» Records for this task:

________________________________________

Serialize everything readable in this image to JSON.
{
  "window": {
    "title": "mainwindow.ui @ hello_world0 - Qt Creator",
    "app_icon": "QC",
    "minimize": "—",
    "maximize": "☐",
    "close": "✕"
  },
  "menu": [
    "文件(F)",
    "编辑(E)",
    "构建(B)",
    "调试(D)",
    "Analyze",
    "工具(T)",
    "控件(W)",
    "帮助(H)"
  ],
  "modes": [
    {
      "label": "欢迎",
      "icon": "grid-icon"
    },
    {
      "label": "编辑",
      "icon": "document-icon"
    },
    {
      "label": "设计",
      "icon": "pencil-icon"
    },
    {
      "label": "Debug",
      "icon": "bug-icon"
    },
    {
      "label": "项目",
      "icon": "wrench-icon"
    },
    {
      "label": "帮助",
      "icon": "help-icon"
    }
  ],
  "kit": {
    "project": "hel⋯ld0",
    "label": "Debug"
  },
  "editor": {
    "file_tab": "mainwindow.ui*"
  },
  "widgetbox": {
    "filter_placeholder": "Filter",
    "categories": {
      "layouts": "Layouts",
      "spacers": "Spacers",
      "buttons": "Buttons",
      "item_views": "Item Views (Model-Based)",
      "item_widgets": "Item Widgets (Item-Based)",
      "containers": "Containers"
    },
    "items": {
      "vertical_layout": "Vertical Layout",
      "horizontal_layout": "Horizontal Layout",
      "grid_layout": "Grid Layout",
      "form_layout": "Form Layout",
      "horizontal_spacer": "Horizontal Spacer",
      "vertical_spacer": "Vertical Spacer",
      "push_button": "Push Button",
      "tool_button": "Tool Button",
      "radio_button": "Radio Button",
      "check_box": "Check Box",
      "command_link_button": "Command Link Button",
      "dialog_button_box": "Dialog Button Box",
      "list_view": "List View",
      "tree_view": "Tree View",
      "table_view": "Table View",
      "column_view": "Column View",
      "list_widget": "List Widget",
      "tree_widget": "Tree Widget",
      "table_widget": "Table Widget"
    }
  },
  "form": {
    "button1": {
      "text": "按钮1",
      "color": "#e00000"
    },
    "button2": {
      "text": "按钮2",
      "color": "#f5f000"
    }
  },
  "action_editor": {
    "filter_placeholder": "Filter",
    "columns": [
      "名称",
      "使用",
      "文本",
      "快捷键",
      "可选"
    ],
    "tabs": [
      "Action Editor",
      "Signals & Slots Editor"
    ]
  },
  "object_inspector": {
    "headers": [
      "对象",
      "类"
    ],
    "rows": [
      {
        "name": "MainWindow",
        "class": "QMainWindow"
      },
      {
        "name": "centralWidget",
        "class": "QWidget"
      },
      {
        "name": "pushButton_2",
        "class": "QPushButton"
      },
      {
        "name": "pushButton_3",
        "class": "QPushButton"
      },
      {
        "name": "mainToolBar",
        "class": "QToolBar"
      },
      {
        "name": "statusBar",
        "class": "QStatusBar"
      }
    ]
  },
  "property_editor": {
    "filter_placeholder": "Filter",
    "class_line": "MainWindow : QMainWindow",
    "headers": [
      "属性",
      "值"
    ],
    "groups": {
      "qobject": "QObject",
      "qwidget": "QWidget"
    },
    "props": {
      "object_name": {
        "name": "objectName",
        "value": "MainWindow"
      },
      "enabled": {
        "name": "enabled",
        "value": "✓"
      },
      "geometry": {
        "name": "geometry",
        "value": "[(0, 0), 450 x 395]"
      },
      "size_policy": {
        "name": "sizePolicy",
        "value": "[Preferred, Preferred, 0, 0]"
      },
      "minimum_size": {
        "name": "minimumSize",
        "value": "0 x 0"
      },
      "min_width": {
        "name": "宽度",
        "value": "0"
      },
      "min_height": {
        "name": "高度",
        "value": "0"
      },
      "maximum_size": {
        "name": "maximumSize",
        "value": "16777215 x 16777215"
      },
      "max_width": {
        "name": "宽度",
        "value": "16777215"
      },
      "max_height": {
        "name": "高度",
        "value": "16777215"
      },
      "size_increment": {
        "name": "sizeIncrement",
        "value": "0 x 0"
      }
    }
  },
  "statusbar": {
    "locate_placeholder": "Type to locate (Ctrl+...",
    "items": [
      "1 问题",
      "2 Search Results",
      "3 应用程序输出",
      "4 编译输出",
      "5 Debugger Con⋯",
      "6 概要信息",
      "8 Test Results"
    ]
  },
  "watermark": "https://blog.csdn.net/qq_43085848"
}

________________________________________

» Given instruction:
Transcribe every entry word for word.

» Output of the exercise:
Serialize everything readable in this image to JSON.
{
  "window": {
    "title": "mainwindow.ui @ hello_world0 - Qt Creator",
    "app_icon": "QC",
    "minimize": "—",
    "maximize": "☐",
    "close": "✕"
  },
  "menu": [
    "文件(F)",
    "编辑(E)",
    "构建(B)",
    "调试(D)",
    "Analyze",
    "工具(T)",
    "控件(W)",
    "帮助(H)"
  ],
  "modes": [
    {
      "label": "欢迎",
      "icon": "grid-icon"
    },
    {
      "label": "编辑",
      "icon": "document-icon"
    },
    {
      "label": "设计",
      "icon": "pencil-icon"
    },
    {
      "label": "Debug",
      "icon": "bug-icon"
    },
    {
      "label": "项目",
      "icon": "wrench-icon"
    },
    {
      "label": "帮助",
      "icon": "help-icon"
    }
  ],
  "kit": {
    "project": "hel⋯ld0",
    "label": "Debug"
  },
  "editor": {
    "file_tab": "mainwindow.ui*"
  },
  "widgetbox": {
    "filter_placeholder": "Filter",
    "categories": {
      "layouts": "Layouts",
      "spacers": "Spacers",
      "buttons": "Buttons",
      "item_views": "Item Views (Model-Based)",
      "item_widgets": "Item Widgets (Item-Based)",
      "containers": "Containers"
    },
    "items": {
      "vertical_layout": "Vertical Layout",
      "horizontal_layout": "Horizontal Layout",
      "grid_layout": "Grid Layout",
      "form_layout": "Form Layout",
      "horizontal_spacer": "Horizontal Spacer",
      "vertical_spacer": "Vertical Spacer",
      "push_button": "Push Button",
      "tool_button": "Tool Button",
      "radio_button": "Radio Button",
      "check_box": "Check Box",
      "command_link_button": "Command Link Button",
      "dialog_button_box": "Dialog Button Box",
      "list_view": "List View",
      "tree_view": "Tree View",
      "table_view": "Table View",
      "column_view": "Column View",
      "list_widget": "List Widget",
      "tree_widget": "Tree Widget",
      "table_widget": "Table Widget"
    }
  },
  "form": {
    "button1": {
      "text": "按钮1",
      "color": "#e00000"
    },
    "button2": {
      "text": "按钮2",
      "color": "#f5f000"
    }
  },
  "action_editor": {
    "filter_placeholder": "Filter",
    "columns": [
      "名称",
      "使用",
      "文本",
      "快捷键",
      "可选"
    ],
    "tabs": [
      "Action Editor",
      "Signals & Slots Editor"
    ]
  },
  "object_inspector": {
    "headers": [
      "对象",
      "类"
    ],
    "rows": [
      {
        "name": "MainWindow",
        "class": "QMainWindow"
      },
      {
        "name": "centralWidget",
        "class": "QWidget"
      },
      {
        "name": "pushButton_2",
        "class": "QPushButton"
      },
      {
        "name": "pushButton_3",
        "class": "QPushButton"
      },
      {
        "name": "mainToolBar",
        "class": "QToolBar"
      },
      {
        "name": "statusBar",
        "class": "QStatusBar"
      }
    ]
  },
  "property_editor": {
    "filter_placeholder": "Filter",
    "class_line": "MainWindow : QMainWindow",
    "headers": [
      "属性",
      "值"
    ],
    "groups": {
      "qobject": "QObject",
      "qwidget": "QWidget"
    },
    "props": {
      "object_name": {
        "name": "objectName",
        "value": "MainWindow"
      },
      "enabled": {
        "name": "enabled",
        "value": "✓"
      },
      "geometry": {
        "name": "geometry",
        "value": "[(0, 0), 450 x 395]"
      },
      "size_policy": {
        "name": "sizePolicy",
        "value": "[Preferred, Preferred, 0, 0]"
      },
      "minimum_size": {
        "name": "minimumSize",
        "value": "0 x 0"
      },
      "min_width": {
        "name": "宽度",
        "value": "0"
      },
      "min_height": {
        "name": "高度",
        "value": "0"
      },
      "maximum_size": {
        "name": "maximumSize",
        "value": "16777215 x 16777215"
      },
      "max_width": {
        "name": "宽度",
        "value": "16777215"
      },
      "max_height": {
        "name": "高度",
        "value": "16777215"
      },
      "size_increment": {
        "name": "sizeIncrement",
        "value": "0 x 0"
      }
    }
  },
  "statusbar": {
    "locate_placeholder": "Type to locate (Ctrl+...",
    "items": [
      "1 问题",
      "2 Search Results",
      "3 应用程序输出",
      "4 编译输出",
      "5 Debugger Con⋯",
      "6 概要信息",
      "8 Test Results"
    ]
  },
  "watermark": "https://blog.csdn.net/qq_43085848"
}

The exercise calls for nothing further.